## START Raw data

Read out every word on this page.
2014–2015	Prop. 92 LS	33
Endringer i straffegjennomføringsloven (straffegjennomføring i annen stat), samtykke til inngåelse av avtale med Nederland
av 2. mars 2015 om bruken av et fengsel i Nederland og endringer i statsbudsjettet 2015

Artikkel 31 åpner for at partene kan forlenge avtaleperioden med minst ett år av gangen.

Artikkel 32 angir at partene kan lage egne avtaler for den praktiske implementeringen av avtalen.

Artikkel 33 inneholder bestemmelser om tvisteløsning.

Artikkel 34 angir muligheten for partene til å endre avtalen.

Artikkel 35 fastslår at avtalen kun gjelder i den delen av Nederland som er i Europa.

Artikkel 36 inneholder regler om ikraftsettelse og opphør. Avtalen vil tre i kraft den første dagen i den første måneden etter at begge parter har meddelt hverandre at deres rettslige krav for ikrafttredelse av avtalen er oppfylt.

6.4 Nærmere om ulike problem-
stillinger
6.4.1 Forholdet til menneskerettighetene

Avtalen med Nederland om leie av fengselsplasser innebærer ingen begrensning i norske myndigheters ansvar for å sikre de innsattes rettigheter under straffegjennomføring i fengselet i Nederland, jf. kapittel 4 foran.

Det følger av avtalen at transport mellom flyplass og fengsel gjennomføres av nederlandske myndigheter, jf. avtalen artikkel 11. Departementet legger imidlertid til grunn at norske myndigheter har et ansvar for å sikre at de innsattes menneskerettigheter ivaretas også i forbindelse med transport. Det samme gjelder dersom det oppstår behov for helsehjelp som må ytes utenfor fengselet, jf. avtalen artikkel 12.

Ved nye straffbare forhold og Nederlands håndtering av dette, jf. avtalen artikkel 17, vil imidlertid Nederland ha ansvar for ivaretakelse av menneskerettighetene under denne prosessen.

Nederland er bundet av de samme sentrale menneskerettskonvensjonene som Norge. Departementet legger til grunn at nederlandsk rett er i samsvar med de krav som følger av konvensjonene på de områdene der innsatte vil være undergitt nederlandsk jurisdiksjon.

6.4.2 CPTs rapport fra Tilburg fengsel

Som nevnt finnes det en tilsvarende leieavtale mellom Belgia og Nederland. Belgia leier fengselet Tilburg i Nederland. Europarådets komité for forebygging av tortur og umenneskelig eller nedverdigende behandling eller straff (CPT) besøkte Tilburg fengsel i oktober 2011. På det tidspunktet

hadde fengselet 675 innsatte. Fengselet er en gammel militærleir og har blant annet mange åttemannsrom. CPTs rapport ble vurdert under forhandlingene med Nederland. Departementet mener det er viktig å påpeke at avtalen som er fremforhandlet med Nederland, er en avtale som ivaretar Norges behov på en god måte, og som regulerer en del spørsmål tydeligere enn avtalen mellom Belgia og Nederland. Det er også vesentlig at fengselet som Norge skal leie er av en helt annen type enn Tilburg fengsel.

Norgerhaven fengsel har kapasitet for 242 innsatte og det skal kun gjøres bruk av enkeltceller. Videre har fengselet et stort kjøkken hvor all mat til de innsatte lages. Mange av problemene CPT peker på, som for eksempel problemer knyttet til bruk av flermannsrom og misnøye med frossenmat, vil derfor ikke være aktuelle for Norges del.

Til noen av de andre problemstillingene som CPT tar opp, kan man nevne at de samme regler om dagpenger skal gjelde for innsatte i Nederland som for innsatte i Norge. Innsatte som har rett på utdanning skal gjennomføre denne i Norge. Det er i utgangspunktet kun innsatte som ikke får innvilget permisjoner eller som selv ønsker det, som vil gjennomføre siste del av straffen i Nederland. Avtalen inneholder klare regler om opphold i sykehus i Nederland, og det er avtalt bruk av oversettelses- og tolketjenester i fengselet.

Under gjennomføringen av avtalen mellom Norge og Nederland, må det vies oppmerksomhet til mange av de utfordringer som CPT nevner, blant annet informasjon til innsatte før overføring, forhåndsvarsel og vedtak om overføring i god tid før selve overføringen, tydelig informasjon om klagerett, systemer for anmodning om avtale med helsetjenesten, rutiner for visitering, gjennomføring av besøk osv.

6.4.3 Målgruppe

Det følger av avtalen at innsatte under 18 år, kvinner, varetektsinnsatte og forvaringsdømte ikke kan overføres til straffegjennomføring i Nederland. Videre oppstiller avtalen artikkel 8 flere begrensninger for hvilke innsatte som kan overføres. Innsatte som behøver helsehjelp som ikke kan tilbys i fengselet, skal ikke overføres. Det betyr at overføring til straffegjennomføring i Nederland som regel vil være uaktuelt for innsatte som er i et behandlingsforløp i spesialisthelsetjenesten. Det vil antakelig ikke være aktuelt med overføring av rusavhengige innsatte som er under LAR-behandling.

## END Raw data

** Task instructions **
Your answer should be a single number: the count of lines in the entries that contain the word "partene".

** Problem solution **
3